/---

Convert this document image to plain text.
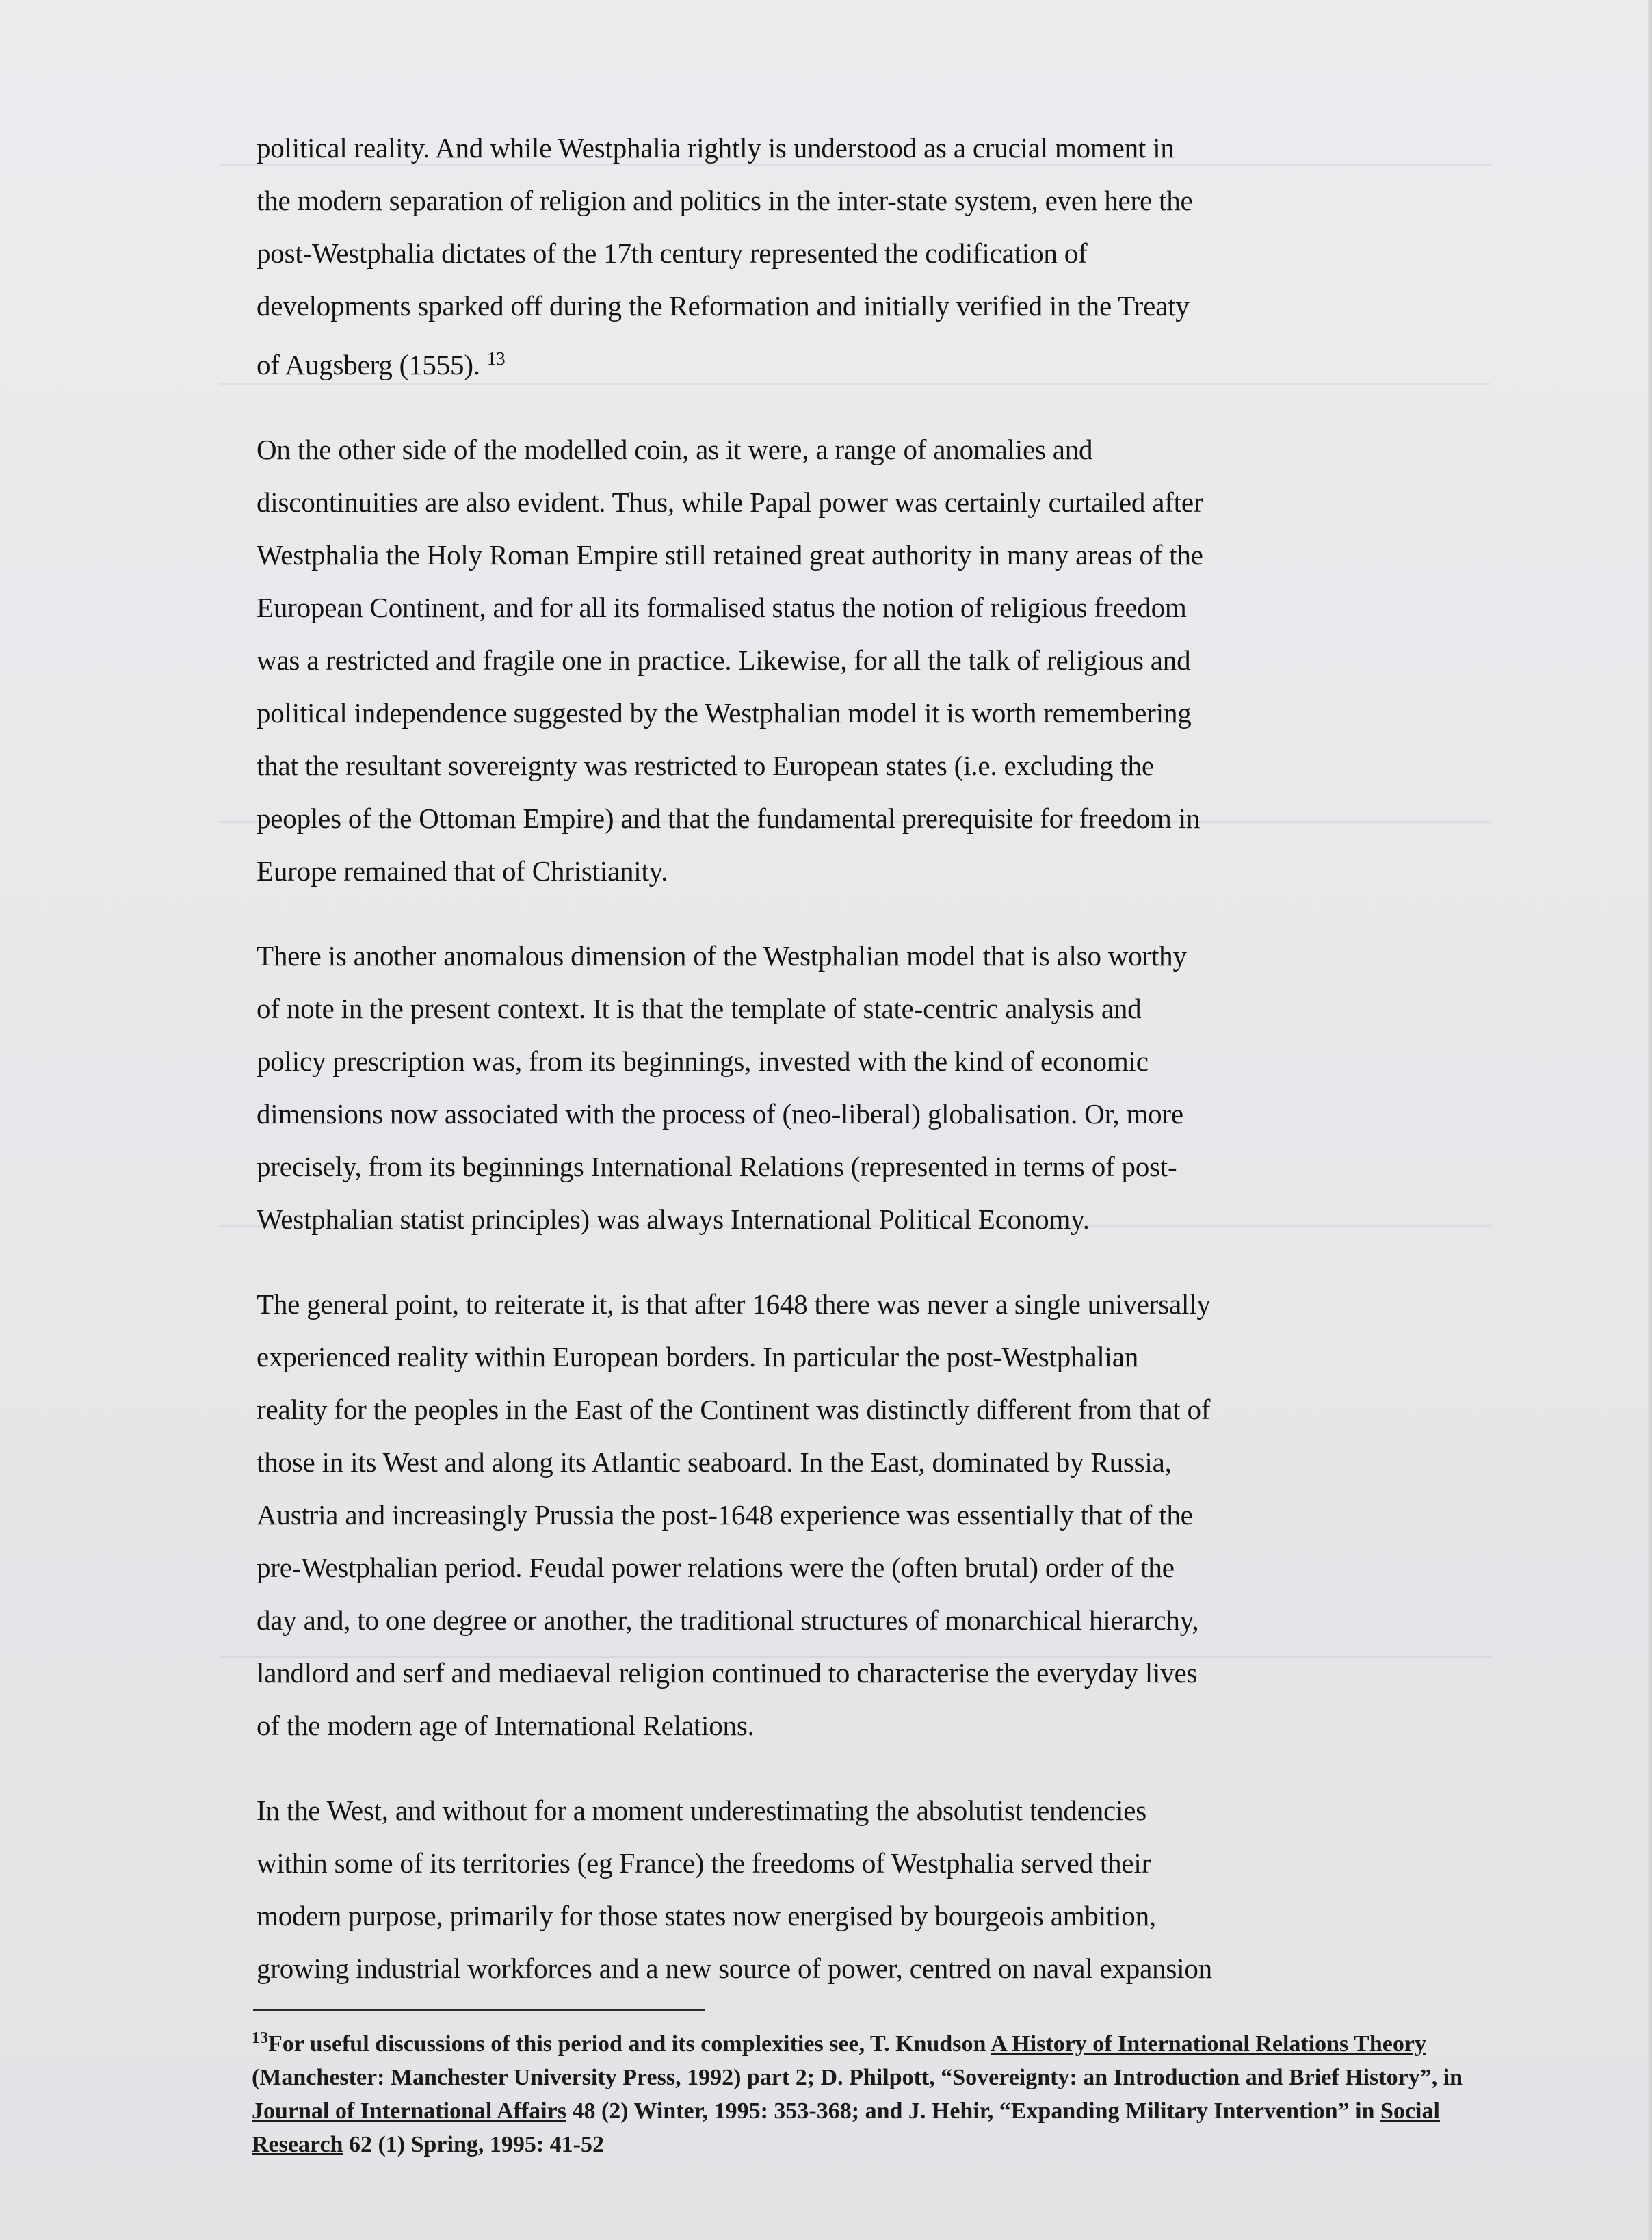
political reality. And while Westphalia rightly is understood as a crucial moment in
the modern separation of religion and politics in the inter-state system, even here the
post-Westphalia dictates of the 17th century represented the codification of
developments sparked off during the Reformation and initially verified in the Treaty
of Augsberg (1555). $^{13}$

On the other side of the modelled coin, as it were, a range of anomalies and
discontinuities are also evident. Thus, while Papal power was certainly curtailed after
Westphalia the Holy Roman Empire still retained great authority in many areas of the
European Continent, and for all its formalised status the notion of religious freedom
was a restricted and fragile one in practice. Likewise, for all the talk of religious and
political independence suggested by the Westphalian model it is worth remembering
that the resultant sovereignty was restricted to European states (i.e. excluding the
peoples of the Ottoman Empire) and that the fundamental prerequisite for freedom in
Europe remained that of Christianity.

There is another anomalous dimension of the Westphalian model that is also worthy
of note in the present context. It is that the template of state-centric analysis and
policy prescription was, from its beginnings, invested with the kind of economic
dimensions now associated with the process of (neo-liberal) globalisation. Or, more
precisely, from its beginnings International Relations (represented in terms of post-
Westphalian statist principles) was always International Political Economy.

The general point, to reiterate it, is that after 1648 there was never a single universally
experienced reality within European borders. In particular the post-Westphalian
reality for the peoples in the East of the Continent was distinctly different from that of
those in its West and along its Atlantic seaboard. In the East, dominated by Russia,
Austria and increasingly Prussia the post-1648 experience was essentially that of the
pre-Westphalian period. Feudal power relations were the (often brutal) order of the
day and, to one degree or another, the traditional structures of monarchical hierarchy,
landlord and serf and mediaeval religion continued to characterise the everyday lives
of the modern age of International Relations.

In the West, and without for a moment underestimating the absolutist tendencies
within some of its territories (eg France) the freedoms of Westphalia served their
modern purpose, primarily for those states now energised by bourgeois ambition,
growing industrial workforces and a new source of power, centred on naval expansion

$^{13}$For useful discussions of this period and its complexities see, T. Knudson A History of International Relations Theory (Manchester: Manchester University Press, 1992) part 2; D. Philpott, “Sovereignty: an Introduction and Brief History”, in Journal of International Affairs 48 (2) Winter, 1995: 353-368; and J. Hehir, “Expanding Military Intervention” in Social Research 62 (1) Spring, 1995: 41-52
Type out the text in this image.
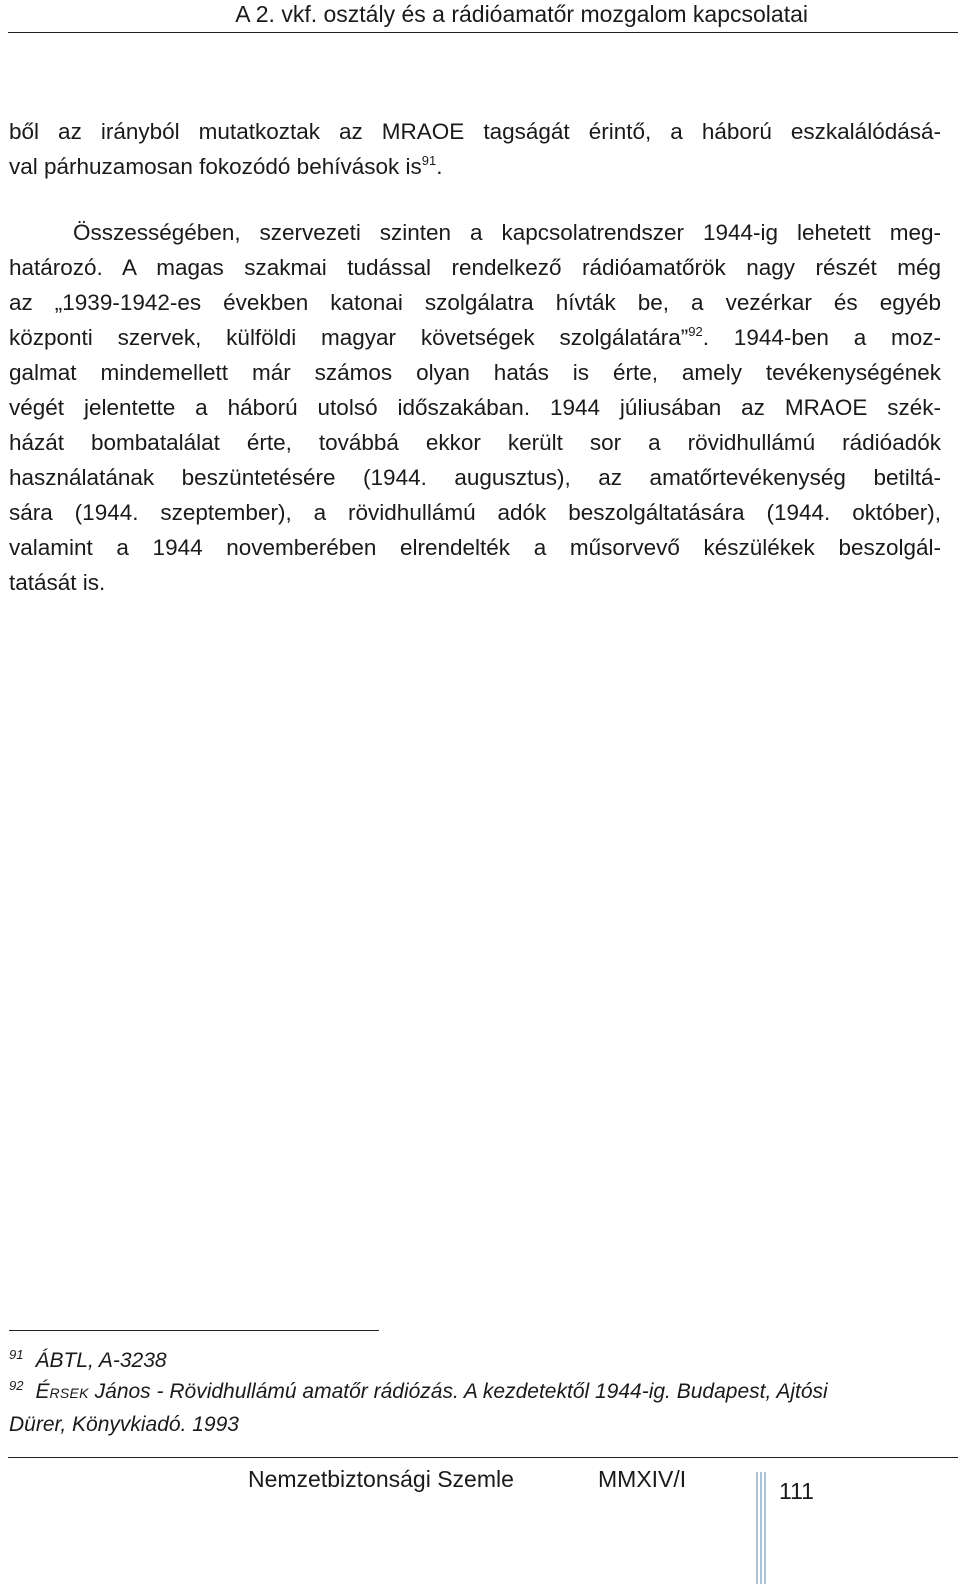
A 2. vkf. osztály és a rádióamatőr mozgalom kapcsolatai
ből az irányból mutatkoztak az MRAOE tagságát érintő, a háború eszkalálódásá-
val párhuzamosan fokozódó behívások is$^{91}$.
Összességében, szervezeti szinten a kapcsolatrendszer 1944-ig lehetett meg-
határozó. A magas szakmai tudással rendelkező rádióamatőrök nagy részét még
az „1939-1942-es években katonai szolgálatra hívták be, a vezérkar és egyéb
központi szervek, külföldi magyar követségek szolgálatára”$^{92}$. 1944-ben a moz-
galmat mindemellett már számos olyan hatás is érte, amely tevékenységének
végét jelentette a háború utolsó időszakában. 1944 júliusában az MRAOE szék-
házát bombatalálat érte, továbbá ekkor került sor a rövidhullámú rádióadók
használatának beszüntetésére (1944. augusztus), az amatőrtevékenység betiltá-
sára (1944. szeptember), a rövidhullámú adók beszolgáltatására (1944. október),
valamint a 1944 novemberében elrendelték a műsorvevő készülékek beszolgál-
tatását is.
$^{91}$ ÁBTL, A-3238
$^{92}$ ÉRSEK János - Rövidhullámú amatőr rádiózás. A kezdetektől 1944-ig. Budapest, Ajtósi
Dürer, Könyvkiadó. 1993
Nemzetbiztonsági Szemle	MMXIV/I	111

\---

What you should do: Skip the pictures. Please copy exactly the lines from the one with "Type out the text in this image." through the final line of the material above, both ends included.

In response:
Type out the text in this image.
A 2. vkf. osztály és a rádióamatőr mozgalom kapcsolatai
ből az irányból mutatkoztak az MRAOE tagságát érintő, a háború eszkalálódásá-
val párhuzamosan fokozódó behívások is$^{91}$.
Összességében, szervezeti szinten a kapcsolatrendszer 1944-ig lehetett meg-
határozó. A magas szakmai tudással rendelkező rádióamatőrök nagy részét még
az „1939-1942-es években katonai szolgálatra hívták be, a vezérkar és egyéb
központi szervek, külföldi magyar követségek szolgálatára”$^{92}$. 1944-ben a moz-
galmat mindemellett már számos olyan hatás is érte, amely tevékenységének
végét jelentette a háború utolsó időszakában. 1944 júliusában az MRAOE szék-
házát bombatalálat érte, továbbá ekkor került sor a rövidhullámú rádióadók
használatának beszüntetésére (1944. augusztus), az amatőrtevékenység betiltá-
sára (1944. szeptember), a rövidhullámú adók beszolgáltatására (1944. október),
valamint a 1944 novemberében elrendelték a műsorvevő készülékek beszolgál-
tatását is.
$^{91}$ ÁBTL, A-3238
$^{92}$ ÉRSEK János - Rövidhullámú amatőr rádiózás. A kezdetektől 1944-ig. Budapest, Ajtósi
Dürer, Könyvkiadó. 1993
Nemzetbiztonsági Szemle	MMXIV/I	111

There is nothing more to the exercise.